_Exercise materials_
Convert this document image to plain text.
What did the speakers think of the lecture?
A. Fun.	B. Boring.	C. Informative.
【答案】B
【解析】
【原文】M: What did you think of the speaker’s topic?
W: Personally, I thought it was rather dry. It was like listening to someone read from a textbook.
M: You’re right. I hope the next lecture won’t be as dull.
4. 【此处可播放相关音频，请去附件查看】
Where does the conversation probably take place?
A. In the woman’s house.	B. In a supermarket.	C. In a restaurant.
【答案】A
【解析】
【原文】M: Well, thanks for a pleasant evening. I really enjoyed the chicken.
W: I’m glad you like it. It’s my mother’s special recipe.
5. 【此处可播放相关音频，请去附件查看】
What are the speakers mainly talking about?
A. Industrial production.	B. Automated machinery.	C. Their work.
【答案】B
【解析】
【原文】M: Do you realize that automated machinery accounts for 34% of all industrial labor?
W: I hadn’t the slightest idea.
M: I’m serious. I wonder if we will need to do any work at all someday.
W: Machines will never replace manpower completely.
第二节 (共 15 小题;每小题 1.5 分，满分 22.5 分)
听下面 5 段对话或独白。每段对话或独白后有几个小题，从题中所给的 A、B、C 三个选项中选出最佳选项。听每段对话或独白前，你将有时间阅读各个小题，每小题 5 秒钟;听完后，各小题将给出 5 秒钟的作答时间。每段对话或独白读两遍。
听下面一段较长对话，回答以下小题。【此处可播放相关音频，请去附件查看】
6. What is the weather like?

_Task directions_
Find the lines above that include the string "speakers" and copy them.

_Correct output_
What did the speakers think of the lecture?
What are the speakers mainly talking about?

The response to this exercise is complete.